--- begin Input data ---

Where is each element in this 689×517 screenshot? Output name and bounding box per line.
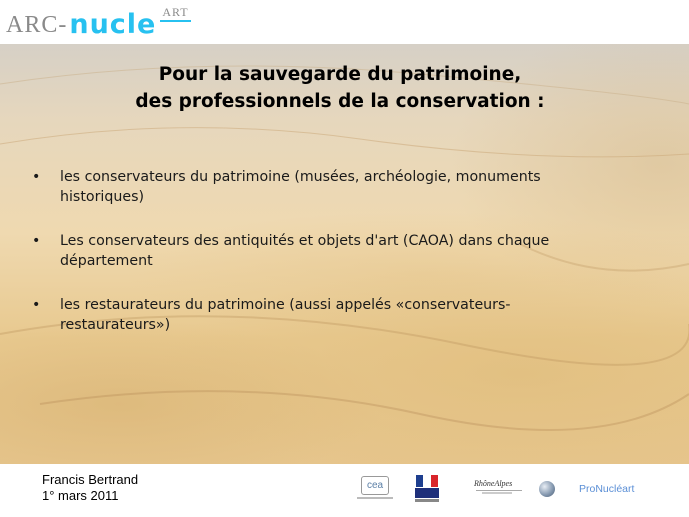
author-name: Francis Bertrand	[42, 472, 139, 487]
rhone-alpes-logo	[470, 477, 530, 503]
header-bar	[0, 0, 689, 44]
slide-title-line2: des professionnels de la conservation :	[135, 91, 545, 112]
pronucleart-label: ProNucléart	[579, 483, 635, 495]
republique-francaise-logo	[414, 473, 442, 503]
french-flag-icon	[416, 475, 438, 487]
bullet-item	[30, 295, 511, 335]
author-block	[42, 472, 138, 504]
logo-nucle-text: nucle	[69, 9, 157, 40]
bullet-text-line1: les restaurateurs du patrimoine (aussi appelés «conservateurs-	[60, 297, 511, 313]
bullet-item	[30, 167, 541, 207]
bullet-dot: •	[32, 233, 41, 249]
bullet-text-line1: les conservateurs du patrimoine (musées, archéologie, monuments	[60, 169, 541, 185]
logo-art-text: ART	[162, 5, 189, 19]
bullet-dot: •	[32, 297, 41, 313]
arc-nucleart-logo	[6, 6, 189, 38]
bullet-text-line2: restaurateurs»)	[60, 317, 171, 333]
bullet-item	[30, 231, 549, 271]
bullet-text-line2: historiques)	[60, 189, 144, 205]
slide-title-line1: Pour la sauvegarde du patrimoine,	[158, 64, 522, 85]
logo-arc-text: ARC-	[6, 12, 68, 38]
cea-logo-text: cea	[361, 476, 389, 495]
cea-logo	[355, 473, 395, 503]
presentation-date: 1° mars 2011	[42, 488, 119, 503]
globe-logo-icon	[539, 481, 555, 497]
bullet-dot: •	[32, 169, 41, 185]
bullet-text-line1: Les conservateurs des antiquités et objets d'art (CAOA) dans chaque	[60, 233, 550, 249]
footer	[0, 464, 689, 517]
bullet-text-line2: département	[60, 253, 153, 269]
rhone-alpes-text: RhôneAlpes	[474, 479, 513, 488]
slide-content	[0, 44, 689, 464]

--- end Input data ---

What this task involves
Reproduce the lines of the list unchanged, starting at the line that contains "472, 139, 487]" and ending at the line that contains "483, 635, 495]", including both of those lines.

Task answer
author-name: Francis Bertrand	[42, 472, 139, 487]
rhone-alpes-logo	[470, 477, 530, 503]
header-bar	[0, 0, 689, 44]
slide-title-line2: des professionnels de la conservation :	[135, 91, 545, 112]
pronucleart-label: ProNucléart	[579, 483, 635, 495]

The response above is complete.